OPDRACHT 1
Geef de regels van de items hieronder ongewijzigd terug, vanaf het begin van de items tot en met de regel die "category-label: Agrotóxico agrícola: [98, 293, 253, 313]" bevat.

FRAGMENT UIT DOCUMENT
········

Werkconferentie 2019

Op 29 januari 2019 vond een tweede werkconferentie plaats rondom het onderzoek ‘Werkalliantie in (semi) gedwongen kader’. Ongeveer 35 professionals uit de domeinen reclassering, maatschappelijke opvang en arbeidsintegratie en collega’s uit het onderwijs waren aanwezig om te reageren op de eerste uitkomsten van het onderzoek. En om met elkaar na te denken over de te ontwikkelen producten en manieren van implementatie van het concept werkalliantie, de uitkomsten van het onderzoek en wijze van gebruik van de alliantiemonitor in het werkveld en onderwijs.

Welkom en stand van zaken
Na een welkom door lector Werken in Justitieel Kader, Vivienne de Vogel, beet Renée Henskens, sinds afgelopen oktober projectleider, het spits af. Ze gaf een korte terugblik op de eerste jaren van het onderzoek, waarin we drie deelprojecten uitvoerden. Het eerste deelproject waarin het concept werkalliantie is geïntroduceerd en de werkalliantiemonitor ontwikkeld. Het tweede deelproject waarin de meerwaarde van het gebruik van de monitor in reclasseringscontext is getoetst en het derde deelproject waarin de meerwaarde van het gebruik in de domeinen maatschappelijke opvang, arbeidsintegratie, schuldhulpverlening en jeugd is getoetst.

We zijn inmiddels in het laatste jaar van het onderzoeksproject Werkalliantie in (semi) gedwongen kader. Het onderzoek loopt op schema; we zijn momenteel bezig met een analyse van de resultaten; het laatste deelproject (4). Vervolgens gaan we aan de slag met een uitrol van producten naar werkveld en onderwijs. We ronden het project af met een eindcongres in september

Producten
Een aantal van onze producten zal bestaan uit proefschriften, publicaties en presentaties.
Zo is Anneke Menger gepromoveerd op het concept werkalliantie en de ontwikkeling van de alliantiemonitor (deelproject 1). Daaruit zijn twee nieuwe promotie-onderzoeken ontstaan: een onderzoek naar verschillende dadergroepen bij de reclassering en verschillen in werkalliantie-kenmerken van Widya de Bakker en een onderzoek naar het effect van de kwaliteit  van de werkalliantie op recidive.

········

Geannoteerde elementitems

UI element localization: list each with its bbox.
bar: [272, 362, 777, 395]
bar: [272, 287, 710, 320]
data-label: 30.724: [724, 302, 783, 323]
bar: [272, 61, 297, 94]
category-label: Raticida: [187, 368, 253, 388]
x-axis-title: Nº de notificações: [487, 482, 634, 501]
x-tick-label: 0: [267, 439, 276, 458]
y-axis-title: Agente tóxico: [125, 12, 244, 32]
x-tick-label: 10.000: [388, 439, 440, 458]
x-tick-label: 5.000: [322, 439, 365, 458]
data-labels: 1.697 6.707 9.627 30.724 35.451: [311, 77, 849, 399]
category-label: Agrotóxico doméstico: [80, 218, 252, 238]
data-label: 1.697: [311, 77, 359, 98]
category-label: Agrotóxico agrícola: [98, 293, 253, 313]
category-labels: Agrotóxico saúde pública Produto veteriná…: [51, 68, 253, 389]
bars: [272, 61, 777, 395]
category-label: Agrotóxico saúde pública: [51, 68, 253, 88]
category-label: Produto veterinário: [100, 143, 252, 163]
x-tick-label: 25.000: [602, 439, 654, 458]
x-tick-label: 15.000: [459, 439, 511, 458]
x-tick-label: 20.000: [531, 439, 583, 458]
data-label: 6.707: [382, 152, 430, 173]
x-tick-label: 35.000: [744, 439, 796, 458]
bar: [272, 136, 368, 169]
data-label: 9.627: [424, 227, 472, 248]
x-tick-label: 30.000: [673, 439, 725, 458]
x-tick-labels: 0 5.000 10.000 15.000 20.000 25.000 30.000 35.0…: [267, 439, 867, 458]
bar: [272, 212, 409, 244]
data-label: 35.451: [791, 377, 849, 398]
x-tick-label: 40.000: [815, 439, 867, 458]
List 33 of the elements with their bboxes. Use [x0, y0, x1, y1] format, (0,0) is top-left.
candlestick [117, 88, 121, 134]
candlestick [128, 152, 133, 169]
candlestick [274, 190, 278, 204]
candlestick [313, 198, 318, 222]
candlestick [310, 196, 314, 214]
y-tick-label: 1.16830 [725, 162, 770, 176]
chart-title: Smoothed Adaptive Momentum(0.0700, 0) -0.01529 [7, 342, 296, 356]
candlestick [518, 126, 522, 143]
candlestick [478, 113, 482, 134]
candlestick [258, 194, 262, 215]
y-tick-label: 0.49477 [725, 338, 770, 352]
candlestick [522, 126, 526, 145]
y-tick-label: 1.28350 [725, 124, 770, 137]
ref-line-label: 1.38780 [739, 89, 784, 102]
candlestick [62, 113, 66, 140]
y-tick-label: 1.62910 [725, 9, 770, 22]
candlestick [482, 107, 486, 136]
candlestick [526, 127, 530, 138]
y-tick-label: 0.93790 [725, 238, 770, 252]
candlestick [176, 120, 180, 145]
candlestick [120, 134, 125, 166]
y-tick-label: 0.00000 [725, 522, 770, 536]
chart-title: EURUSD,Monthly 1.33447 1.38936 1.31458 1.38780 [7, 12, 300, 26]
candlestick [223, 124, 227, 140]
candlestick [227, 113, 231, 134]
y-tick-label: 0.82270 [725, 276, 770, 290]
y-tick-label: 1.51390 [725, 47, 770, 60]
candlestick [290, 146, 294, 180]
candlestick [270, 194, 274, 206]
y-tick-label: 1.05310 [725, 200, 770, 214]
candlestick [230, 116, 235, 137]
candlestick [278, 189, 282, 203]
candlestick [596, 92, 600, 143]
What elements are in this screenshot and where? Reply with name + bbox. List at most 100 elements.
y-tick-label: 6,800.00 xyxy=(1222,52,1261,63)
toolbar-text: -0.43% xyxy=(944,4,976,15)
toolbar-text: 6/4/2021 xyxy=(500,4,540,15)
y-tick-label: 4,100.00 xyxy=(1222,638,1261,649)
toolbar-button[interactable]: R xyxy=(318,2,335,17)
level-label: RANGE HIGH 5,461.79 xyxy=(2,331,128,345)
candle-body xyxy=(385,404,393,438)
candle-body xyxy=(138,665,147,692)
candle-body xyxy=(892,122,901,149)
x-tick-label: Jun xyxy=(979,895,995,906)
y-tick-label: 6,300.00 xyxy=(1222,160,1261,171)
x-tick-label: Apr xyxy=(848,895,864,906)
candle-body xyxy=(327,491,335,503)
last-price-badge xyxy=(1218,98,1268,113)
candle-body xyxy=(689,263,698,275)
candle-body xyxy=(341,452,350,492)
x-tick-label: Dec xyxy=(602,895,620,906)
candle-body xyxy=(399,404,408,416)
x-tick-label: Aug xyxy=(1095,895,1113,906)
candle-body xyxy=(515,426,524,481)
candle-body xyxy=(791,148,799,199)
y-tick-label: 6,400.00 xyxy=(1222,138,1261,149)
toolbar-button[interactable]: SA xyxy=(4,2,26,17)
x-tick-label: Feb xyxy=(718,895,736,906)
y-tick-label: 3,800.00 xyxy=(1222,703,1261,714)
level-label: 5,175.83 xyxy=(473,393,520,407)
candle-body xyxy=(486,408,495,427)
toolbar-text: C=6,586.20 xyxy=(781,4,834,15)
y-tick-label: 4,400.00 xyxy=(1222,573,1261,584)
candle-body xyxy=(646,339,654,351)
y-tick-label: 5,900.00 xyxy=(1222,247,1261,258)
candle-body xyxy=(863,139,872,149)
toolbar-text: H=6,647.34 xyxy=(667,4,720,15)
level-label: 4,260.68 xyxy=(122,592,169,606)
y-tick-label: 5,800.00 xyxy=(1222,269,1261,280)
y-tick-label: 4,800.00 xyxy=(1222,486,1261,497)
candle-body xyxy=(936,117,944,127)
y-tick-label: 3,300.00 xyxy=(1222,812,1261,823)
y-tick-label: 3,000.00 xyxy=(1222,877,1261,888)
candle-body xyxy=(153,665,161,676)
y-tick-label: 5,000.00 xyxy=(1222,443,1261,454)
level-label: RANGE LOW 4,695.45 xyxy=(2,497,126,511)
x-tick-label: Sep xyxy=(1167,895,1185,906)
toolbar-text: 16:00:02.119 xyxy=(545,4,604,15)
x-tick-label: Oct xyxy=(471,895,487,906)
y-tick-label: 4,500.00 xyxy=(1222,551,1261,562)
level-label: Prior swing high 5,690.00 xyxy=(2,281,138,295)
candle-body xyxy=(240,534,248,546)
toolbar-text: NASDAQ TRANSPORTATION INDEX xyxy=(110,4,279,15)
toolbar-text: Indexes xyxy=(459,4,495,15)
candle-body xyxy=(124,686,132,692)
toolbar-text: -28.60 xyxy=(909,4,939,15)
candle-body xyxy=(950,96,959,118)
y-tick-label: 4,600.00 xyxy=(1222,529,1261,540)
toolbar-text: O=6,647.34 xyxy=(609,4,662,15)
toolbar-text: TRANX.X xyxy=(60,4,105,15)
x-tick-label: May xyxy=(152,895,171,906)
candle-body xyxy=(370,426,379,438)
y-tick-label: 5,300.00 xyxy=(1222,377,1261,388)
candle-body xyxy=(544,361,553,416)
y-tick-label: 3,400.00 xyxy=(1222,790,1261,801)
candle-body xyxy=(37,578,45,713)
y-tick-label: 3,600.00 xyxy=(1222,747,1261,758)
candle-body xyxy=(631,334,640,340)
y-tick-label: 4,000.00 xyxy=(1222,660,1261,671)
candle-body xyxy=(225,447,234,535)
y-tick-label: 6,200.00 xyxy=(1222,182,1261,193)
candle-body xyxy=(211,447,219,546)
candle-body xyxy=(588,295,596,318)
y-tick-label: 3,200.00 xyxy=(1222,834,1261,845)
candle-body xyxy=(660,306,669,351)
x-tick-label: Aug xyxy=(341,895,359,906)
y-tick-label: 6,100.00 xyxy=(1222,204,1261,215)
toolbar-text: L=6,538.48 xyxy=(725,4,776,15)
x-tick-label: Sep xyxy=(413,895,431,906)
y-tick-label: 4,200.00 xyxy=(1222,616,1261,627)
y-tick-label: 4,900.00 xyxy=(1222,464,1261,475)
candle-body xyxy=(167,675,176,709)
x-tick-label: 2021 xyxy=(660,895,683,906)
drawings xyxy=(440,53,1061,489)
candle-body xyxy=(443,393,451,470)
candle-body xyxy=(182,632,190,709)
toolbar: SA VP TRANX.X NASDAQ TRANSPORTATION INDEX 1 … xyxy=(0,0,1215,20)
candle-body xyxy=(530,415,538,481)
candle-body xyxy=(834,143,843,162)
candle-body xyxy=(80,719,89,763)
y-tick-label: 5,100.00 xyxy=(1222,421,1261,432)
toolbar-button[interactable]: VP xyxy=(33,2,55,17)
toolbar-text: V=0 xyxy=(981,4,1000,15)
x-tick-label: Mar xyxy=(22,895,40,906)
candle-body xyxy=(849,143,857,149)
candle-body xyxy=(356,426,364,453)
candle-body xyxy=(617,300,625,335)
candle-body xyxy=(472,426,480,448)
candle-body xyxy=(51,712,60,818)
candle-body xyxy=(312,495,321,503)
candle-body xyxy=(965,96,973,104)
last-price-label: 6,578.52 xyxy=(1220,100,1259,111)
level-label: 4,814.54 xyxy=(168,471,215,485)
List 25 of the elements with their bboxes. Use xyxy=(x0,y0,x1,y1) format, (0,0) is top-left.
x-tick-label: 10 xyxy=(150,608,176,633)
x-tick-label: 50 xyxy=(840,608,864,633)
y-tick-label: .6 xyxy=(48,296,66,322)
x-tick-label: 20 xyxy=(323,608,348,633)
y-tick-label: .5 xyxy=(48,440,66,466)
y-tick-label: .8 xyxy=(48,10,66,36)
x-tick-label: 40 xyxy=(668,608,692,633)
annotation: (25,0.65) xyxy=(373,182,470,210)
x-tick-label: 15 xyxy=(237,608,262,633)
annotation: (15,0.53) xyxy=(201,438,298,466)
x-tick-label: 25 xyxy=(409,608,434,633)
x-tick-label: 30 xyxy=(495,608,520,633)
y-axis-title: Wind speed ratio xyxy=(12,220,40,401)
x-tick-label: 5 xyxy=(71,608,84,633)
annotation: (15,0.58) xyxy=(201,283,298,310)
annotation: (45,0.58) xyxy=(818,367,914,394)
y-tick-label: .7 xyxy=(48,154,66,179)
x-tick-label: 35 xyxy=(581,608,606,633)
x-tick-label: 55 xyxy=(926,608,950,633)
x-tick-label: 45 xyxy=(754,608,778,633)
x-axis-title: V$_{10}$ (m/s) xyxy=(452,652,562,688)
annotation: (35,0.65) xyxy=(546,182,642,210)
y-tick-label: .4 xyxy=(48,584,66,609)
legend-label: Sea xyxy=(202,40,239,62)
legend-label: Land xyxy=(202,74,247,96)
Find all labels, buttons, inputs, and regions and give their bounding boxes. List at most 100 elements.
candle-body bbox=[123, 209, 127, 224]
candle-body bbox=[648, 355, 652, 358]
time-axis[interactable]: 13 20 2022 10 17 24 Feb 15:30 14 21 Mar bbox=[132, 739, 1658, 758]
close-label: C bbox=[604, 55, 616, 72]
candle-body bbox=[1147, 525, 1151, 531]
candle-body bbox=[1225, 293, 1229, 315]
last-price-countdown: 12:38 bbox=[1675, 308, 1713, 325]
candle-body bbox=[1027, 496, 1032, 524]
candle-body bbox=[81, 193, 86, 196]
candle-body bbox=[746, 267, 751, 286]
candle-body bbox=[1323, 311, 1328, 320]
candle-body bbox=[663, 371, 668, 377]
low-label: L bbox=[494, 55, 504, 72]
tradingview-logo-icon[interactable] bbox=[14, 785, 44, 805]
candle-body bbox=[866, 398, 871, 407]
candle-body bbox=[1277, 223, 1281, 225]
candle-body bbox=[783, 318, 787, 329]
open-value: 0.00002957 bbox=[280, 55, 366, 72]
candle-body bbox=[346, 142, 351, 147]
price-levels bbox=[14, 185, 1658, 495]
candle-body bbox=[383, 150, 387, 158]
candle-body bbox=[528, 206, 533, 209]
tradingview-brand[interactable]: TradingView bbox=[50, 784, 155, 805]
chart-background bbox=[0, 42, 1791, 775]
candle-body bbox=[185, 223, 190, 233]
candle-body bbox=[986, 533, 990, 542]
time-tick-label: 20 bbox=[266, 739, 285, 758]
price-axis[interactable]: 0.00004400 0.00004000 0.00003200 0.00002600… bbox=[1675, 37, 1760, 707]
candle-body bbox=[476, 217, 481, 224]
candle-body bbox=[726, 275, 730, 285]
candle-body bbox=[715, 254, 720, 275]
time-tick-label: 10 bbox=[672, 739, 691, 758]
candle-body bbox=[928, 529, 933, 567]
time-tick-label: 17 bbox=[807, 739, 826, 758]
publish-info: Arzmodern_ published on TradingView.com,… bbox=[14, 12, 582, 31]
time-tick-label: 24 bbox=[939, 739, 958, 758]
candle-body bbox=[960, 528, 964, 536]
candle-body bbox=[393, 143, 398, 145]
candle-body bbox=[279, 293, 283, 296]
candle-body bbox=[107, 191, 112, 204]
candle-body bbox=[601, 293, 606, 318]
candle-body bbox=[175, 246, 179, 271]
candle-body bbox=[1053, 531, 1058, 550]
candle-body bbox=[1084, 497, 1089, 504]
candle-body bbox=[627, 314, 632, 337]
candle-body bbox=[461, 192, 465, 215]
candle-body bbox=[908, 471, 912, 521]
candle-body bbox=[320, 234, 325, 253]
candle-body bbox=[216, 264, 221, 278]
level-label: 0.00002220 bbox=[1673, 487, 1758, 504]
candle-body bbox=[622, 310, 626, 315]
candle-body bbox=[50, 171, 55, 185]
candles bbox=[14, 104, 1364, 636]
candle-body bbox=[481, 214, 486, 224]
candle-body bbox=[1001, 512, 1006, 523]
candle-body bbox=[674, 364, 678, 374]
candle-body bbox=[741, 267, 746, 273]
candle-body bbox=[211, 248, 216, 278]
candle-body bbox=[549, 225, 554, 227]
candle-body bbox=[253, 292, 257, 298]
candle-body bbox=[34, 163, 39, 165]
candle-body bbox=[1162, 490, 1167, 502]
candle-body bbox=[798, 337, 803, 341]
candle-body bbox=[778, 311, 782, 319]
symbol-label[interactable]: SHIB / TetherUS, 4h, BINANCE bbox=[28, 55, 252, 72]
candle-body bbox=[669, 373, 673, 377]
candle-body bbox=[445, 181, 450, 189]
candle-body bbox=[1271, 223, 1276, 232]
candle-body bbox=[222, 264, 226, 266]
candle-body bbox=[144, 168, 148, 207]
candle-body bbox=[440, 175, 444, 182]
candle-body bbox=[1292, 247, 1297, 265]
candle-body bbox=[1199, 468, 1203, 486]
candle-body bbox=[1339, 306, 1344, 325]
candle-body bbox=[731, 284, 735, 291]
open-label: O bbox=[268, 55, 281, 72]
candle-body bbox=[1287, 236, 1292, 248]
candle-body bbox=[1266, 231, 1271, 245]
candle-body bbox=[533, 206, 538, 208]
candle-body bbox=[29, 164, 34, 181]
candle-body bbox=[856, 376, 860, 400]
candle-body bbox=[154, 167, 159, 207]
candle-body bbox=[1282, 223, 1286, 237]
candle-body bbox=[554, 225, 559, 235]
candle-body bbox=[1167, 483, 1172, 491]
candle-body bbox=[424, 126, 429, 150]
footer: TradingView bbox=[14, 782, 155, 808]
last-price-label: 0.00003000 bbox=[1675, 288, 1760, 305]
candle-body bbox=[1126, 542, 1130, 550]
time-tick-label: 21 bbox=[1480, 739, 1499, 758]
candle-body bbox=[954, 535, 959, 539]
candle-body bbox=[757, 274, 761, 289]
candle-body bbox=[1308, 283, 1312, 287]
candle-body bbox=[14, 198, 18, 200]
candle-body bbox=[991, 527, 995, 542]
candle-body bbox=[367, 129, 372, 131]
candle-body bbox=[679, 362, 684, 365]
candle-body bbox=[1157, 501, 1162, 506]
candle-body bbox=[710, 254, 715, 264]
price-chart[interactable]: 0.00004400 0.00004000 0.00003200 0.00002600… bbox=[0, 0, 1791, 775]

········

OPDRACHT 2
Noem alle personen die in het verslag van de werkconferentie bij naam worden genoemd.

VOLLEDIG ANTWOORD 1
UI element localization: list each with its bbox.
bar: [272, 362, 777, 395]
bar: [272, 287, 710, 320]
data-label: 30.724: [724, 302, 783, 323]
bar: [272, 61, 297, 94]
category-label: Raticida: [187, 368, 253, 388]
x-axis-title: Nº de notificações: [487, 482, 634, 501]
x-tick-label: 0: [267, 439, 276, 458]
y-axis-title: Agente tóxico: [125, 12, 244, 32]
x-tick-label: 10.000: [388, 439, 440, 458]
x-tick-label: 5.000: [322, 439, 365, 458]
data-labels: 1.697 6.707 9.627 30.724 35.451: [311, 77, 849, 399]
category-label: Agrotóxico doméstico: [80, 218, 252, 238]
data-label: 1.697: [311, 77, 359, 98]
category-label: Agrotóxico agrícola: [98, 293, 253, 313]

VOLLEDIG ANTWOORD 2
Vivienne de Vogel
Renée Henskens
Anneke Menger
Widya de Bakker